> What is being asked
Transcribe the listing word for word.

⟨

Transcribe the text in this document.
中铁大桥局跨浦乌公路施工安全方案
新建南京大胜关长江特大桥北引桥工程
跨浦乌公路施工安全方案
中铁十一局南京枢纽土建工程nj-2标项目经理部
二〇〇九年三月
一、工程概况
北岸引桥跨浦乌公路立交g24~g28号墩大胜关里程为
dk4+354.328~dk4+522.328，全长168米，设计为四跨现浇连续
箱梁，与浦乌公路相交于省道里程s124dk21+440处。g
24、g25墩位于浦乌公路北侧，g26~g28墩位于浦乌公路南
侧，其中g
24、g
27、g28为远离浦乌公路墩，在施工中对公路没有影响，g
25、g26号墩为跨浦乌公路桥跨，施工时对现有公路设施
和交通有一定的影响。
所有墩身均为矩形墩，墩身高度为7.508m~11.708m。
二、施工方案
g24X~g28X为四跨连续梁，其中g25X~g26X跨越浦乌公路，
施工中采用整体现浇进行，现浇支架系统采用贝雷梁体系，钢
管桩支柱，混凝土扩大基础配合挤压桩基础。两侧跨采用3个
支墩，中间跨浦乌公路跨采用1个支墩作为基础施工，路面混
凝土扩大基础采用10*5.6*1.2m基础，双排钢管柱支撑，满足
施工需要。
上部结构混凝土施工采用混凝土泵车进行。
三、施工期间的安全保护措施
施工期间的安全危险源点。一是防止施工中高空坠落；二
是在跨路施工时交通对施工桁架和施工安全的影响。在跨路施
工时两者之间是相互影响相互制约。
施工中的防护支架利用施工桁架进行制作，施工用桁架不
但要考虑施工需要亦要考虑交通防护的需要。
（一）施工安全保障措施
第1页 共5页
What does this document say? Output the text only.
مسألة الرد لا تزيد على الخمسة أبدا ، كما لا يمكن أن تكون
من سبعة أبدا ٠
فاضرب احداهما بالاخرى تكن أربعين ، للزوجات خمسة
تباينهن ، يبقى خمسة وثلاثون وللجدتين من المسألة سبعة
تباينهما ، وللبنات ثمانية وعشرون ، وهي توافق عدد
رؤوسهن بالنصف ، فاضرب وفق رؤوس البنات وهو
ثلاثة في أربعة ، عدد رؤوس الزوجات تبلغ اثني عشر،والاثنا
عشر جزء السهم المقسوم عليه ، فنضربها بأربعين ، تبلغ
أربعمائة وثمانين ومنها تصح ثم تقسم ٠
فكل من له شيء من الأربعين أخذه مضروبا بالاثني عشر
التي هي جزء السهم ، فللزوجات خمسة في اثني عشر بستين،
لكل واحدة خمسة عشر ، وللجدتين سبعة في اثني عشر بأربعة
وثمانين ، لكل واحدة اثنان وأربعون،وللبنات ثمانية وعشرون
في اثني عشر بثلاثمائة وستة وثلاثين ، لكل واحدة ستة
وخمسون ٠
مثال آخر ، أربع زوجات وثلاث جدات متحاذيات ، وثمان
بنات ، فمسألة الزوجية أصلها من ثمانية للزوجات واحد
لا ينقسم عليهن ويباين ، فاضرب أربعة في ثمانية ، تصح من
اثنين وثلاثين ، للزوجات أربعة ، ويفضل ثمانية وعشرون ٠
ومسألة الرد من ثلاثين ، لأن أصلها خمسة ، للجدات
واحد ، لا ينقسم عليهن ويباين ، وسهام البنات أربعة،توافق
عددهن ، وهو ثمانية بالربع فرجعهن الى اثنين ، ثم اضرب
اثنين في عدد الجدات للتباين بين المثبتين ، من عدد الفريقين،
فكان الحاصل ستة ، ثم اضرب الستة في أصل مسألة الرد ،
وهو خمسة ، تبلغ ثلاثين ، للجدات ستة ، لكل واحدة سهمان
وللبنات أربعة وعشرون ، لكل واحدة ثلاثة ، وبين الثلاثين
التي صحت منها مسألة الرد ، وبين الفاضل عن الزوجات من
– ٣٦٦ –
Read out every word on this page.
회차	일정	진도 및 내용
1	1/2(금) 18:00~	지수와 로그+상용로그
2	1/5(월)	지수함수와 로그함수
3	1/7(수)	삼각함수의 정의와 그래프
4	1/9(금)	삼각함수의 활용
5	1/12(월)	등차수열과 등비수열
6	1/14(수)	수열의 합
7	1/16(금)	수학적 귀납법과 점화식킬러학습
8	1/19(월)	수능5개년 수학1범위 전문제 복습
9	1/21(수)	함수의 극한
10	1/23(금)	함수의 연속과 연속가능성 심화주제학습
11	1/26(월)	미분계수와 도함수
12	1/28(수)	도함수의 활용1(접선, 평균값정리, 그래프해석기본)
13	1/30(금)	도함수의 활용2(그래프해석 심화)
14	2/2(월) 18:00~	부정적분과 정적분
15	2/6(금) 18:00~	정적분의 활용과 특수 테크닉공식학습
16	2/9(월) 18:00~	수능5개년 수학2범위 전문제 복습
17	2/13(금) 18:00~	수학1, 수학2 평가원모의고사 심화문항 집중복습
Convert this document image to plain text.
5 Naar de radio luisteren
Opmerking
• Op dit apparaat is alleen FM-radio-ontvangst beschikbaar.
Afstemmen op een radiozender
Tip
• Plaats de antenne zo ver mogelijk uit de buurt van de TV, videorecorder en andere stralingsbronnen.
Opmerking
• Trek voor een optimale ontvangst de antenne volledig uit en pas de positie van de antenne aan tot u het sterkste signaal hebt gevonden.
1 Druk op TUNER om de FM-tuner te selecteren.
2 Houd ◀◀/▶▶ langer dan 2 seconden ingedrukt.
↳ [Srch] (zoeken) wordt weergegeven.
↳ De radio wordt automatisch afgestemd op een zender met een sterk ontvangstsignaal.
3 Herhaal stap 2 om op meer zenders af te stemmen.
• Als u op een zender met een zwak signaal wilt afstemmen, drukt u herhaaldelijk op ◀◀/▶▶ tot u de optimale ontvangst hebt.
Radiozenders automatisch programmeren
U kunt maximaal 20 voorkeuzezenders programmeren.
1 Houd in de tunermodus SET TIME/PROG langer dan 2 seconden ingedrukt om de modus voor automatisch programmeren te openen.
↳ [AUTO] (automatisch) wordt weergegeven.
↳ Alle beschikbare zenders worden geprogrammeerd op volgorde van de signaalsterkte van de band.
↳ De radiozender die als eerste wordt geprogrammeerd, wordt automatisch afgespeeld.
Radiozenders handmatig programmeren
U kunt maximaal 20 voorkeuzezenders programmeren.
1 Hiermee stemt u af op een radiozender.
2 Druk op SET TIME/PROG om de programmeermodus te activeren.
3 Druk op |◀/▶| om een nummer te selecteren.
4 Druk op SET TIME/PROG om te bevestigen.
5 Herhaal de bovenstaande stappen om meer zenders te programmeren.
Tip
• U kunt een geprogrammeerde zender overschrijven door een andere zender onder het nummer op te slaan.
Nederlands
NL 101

⟩

> Expected output
Transcribe the text in this document.
中铁大桥局跨浦乌公路施工安全方案
新建南京大胜关长江特大桥北引桥工程
跨浦乌公路施工安全方案
中铁十一局南京枢纽土建工程nj-2标项目经理部
二〇〇九年三月
一、工程概况
北岸引桥跨浦乌公路立交g24~g28号墩大胜关里程为
dk4+354.328~dk4+522.328，全长168米，设计为四跨现浇连续
箱梁，与浦乌公路相交于省道里程s124dk21+440处。g
24、g25墩位于浦乌公路北侧，g26~g28墩位于浦乌公路南
侧，其中g
24、g
27、g28为远离浦乌公路墩，在施工中对公路没有影响，g
25、g26号墩为跨浦乌公路桥跨，施工时对现有公路设施
和交通有一定的影响。
所有墩身均为矩形墩，墩身高度为7.508m~11.708m。
二、施工方案
g24X~g28X为四跨连续梁，其中g25X~g26X跨越浦乌公路，
施工中采用整体现浇进行，现浇支架系统采用贝雷梁体系，钢
管桩支柱，混凝土扩大基础配合挤压桩基础。两侧跨采用3个
支墩，中间跨浦乌公路跨采用1个支墩作为基础施工，路面混
凝土扩大基础采用10*5.6*1.2m基础，双排钢管柱支撑，满足
施工需要。
上部结构混凝土施工采用混凝土泵车进行。
三、施工期间的安全保护措施
施工期间的安全危险源点。一是防止施工中高空坠落；二
是在跨路施工时交通对施工桁架和施工安全的影响。在跨路施
工时两者之间是相互影响相互制约。
施工中的防护支架利用施工桁架进行制作，施工用桁架不
但要考虑施工需要亦要考虑交通防护的需要。
（一）施工安全保障措施
第1页 共5页
What does this document say? Output the text only.
مسألة الرد لا تزيد على الخمسة أبدا ، كما لا يمكن أن تكون
من سبعة أبدا ٠
فاضرب احداهما بالاخرى تكن أربعين ، للزوجات خمسة
تباينهن ، يبقى خمسة وثلاثون وللجدتين من المسألة سبعة
تباينهما ، وللبنات ثمانية وعشرون ، وهي توافق عدد
رؤوسهن بالنصف ، فاضرب وفق رؤوس البنات وهو
ثلاثة في أربعة ، عدد رؤوس الزوجات تبلغ اثني عشر،والاثنا
عشر جزء السهم المقسوم عليه ، فنضربها بأربعين ، تبلغ
أربعمائة وثمانين ومنها تصح ثم تقسم ٠
فكل من له شيء من الأربعين أخذه مضروبا بالاثني عشر
التي هي جزء السهم ، فللزوجات خمسة في اثني عشر بستين،
لكل واحدة خمسة عشر ، وللجدتين سبعة في اثني عشر بأربعة
وثمانين ، لكل واحدة اثنان وأربعون،وللبنات ثمانية وعشرون
في اثني عشر بثلاثمائة وستة وثلاثين ، لكل واحدة ستة
وخمسون ٠
مثال آخر ، أربع زوجات وثلاث جدات متحاذيات ، وثمان
بنات ، فمسألة الزوجية أصلها من ثمانية للزوجات واحد
لا ينقسم عليهن ويباين ، فاضرب أربعة في ثمانية ، تصح من
اثنين وثلاثين ، للزوجات أربعة ، ويفضل ثمانية وعشرون ٠
ومسألة الرد من ثلاثين ، لأن أصلها خمسة ، للجدات
واحد ، لا ينقسم عليهن ويباين ، وسهام البنات أربعة،توافق
عددهن ، وهو ثمانية بالربع فرجعهن الى اثنين ، ثم اضرب
اثنين في عدد الجدات للتباين بين المثبتين ، من عدد الفريقين،
فكان الحاصل ستة ، ثم اضرب الستة في أصل مسألة الرد ،
وهو خمسة ، تبلغ ثلاثين ، للجدات ستة ، لكل واحدة سهمان
وللبنات أربعة وعشرون ، لكل واحدة ثلاثة ، وبين الثلاثين
التي صحت منها مسألة الرد ، وبين الفاضل عن الزوجات من
– ٣٦٦ –
Read out every word on this page.
회차	일정	진도 및 내용
1	1/2(금) 18:00~	지수와 로그+상용로그
2	1/5(월)	지수함수와 로그함수
3	1/7(수)	삼각함수의 정의와 그래프
4	1/9(금)	삼각함수의 활용
5	1/12(월)	등차수열과 등비수열
6	1/14(수)	수열의 합
7	1/16(금)	수학적 귀납법과 점화식킬러학습
8	1/19(월)	수능5개년 수학1범위 전문제 복습
9	1/21(수)	함수의 극한
10	1/23(금)	함수의 연속과 연속가능성 심화주제학습
11	1/26(월)	미분계수와 도함수
12	1/28(수)	도함수의 활용1(접선, 평균값정리, 그래프해석기본)
13	1/30(금)	도함수의 활용2(그래프해석 심화)
14	2/2(월) 18:00~	부정적분과 정적분
15	2/6(금) 18:00~	정적분의 활용과 특수 테크닉공식학습
16	2/9(월) 18:00~	수능5개년 수학2범위 전문제 복습
17	2/13(금) 18:00~	수학1, 수학2 평가원모의고사 심화문항 집중복습
Convert this document image to plain text.
5 Naar de radio luisteren
Opmerking
• Op dit apparaat is alleen FM-radio-ontvangst beschikbaar.
Afstemmen op een radiozender
Tip
• Plaats de antenne zo ver mogelijk uit de buurt van de TV, videorecorder en andere stralingsbronnen.
Opmerking
• Trek voor een optimale ontvangst de antenne volledig uit en pas de positie van de antenne aan tot u het sterkste signaal hebt gevonden.
1 Druk op TUNER om de FM-tuner te selecteren.
2 Houd ◀◀/▶▶ langer dan 2 seconden ingedrukt.
↳ [Srch] (zoeken) wordt weergegeven.
↳ De radio wordt automatisch afgestemd op een zender met een sterk ontvangstsignaal.
3 Herhaal stap 2 om op meer zenders af te stemmen.
• Als u op een zender met een zwak signaal wilt afstemmen, drukt u herhaaldelijk op ◀◀/▶▶ tot u de optimale ontvangst hebt.
Radiozenders automatisch programmeren
U kunt maximaal 20 voorkeuzezenders programmeren.
1 Houd in de tunermodus SET TIME/PROG langer dan 2 seconden ingedrukt om de modus voor automatisch programmeren te openen.
↳ [AUTO] (automatisch) wordt weergegeven.
↳ Alle beschikbare zenders worden geprogrammeerd op volgorde van de signaalsterkte van de band.
↳ De radiozender die als eerste wordt geprogrammeerd, wordt automatisch afgespeeld.
Radiozenders handmatig programmeren
U kunt maximaal 20 voorkeuzezenders programmeren.
1 Hiermee stemt u af op een radiozender.
2 Druk op SET TIME/PROG om de programmeermodus te activeren.
3 Druk op |◀/▶| om een nummer te selecteren.
4 Druk op SET TIME/PROG om te bevestigen.
5 Herhaal de bovenstaande stappen om meer zenders te programmeren.
Tip
• U kunt een geprogrammeerde zender overschrijven door een andere zender onder het nummer op te slaan.
Nederlands
NL 101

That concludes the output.